Problem to solve>
Output all of the data below exactly as given.

▼

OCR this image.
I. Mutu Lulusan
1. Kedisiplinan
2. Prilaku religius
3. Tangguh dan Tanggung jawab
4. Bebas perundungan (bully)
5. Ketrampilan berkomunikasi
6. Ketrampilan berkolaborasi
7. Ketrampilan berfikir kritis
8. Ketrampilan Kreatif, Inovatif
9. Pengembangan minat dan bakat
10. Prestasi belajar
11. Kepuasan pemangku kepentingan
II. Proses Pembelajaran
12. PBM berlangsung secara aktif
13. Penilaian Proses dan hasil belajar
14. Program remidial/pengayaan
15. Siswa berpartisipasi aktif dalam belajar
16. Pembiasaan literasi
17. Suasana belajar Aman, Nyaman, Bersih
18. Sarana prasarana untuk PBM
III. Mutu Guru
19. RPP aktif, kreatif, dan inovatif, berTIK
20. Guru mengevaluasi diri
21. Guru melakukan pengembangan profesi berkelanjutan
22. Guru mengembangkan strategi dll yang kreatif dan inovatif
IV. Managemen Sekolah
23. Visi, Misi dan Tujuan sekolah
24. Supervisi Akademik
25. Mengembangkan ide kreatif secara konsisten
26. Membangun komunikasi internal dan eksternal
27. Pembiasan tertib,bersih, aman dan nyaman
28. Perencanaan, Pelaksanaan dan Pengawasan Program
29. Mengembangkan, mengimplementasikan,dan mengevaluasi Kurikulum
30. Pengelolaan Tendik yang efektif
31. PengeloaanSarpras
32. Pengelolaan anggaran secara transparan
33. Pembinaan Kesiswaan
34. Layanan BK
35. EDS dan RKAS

▲

Full response>
OCR this image.
I. Mutu Lulusan
1. Kedisiplinan
2. Prilaku religius
3. Tangguh dan Tanggung jawab
4. Bebas perundungan (bully)
5. Ketrampilan berkomunikasi
6. Ketrampilan berkolaborasi
7. Ketrampilan berfikir kritis
8. Ketrampilan Kreatif, Inovatif
9. Pengembangan minat dan bakat
10. Prestasi belajar
11. Kepuasan pemangku kepentingan
II. Proses Pembelajaran
12. PBM berlangsung secara aktif
13. Penilaian Proses dan hasil belajar
14. Program remidial/pengayaan
15. Siswa berpartisipasi aktif dalam belajar
16. Pembiasaan literasi
17. Suasana belajar Aman, Nyaman, Bersih
18. Sarana prasarana untuk PBM
III. Mutu Guru
19. RPP aktif, kreatif, dan inovatif, berTIK
20. Guru mengevaluasi diri
21. Guru melakukan pengembangan profesi berkelanjutan
22. Guru mengembangkan strategi dll yang kreatif dan inovatif
IV. Managemen Sekolah
23. Visi, Misi dan Tujuan sekolah
24. Supervisi Akademik
25. Mengembangkan ide kreatif secara konsisten
26. Membangun komunikasi internal dan eksternal
27. Pembiasan tertib,bersih, aman dan nyaman
28. Perencanaan, Pelaksanaan dan Pengawasan Program
29. Mengembangkan, mengimplementasikan,dan mengevaluasi Kurikulum
30. Pengelolaan Tendik yang efektif
31. PengeloaanSarpras
32. Pengelolaan anggaran secara transparan
33. Pembinaan Kesiswaan
34. Layanan BK
35. EDS dan RKAS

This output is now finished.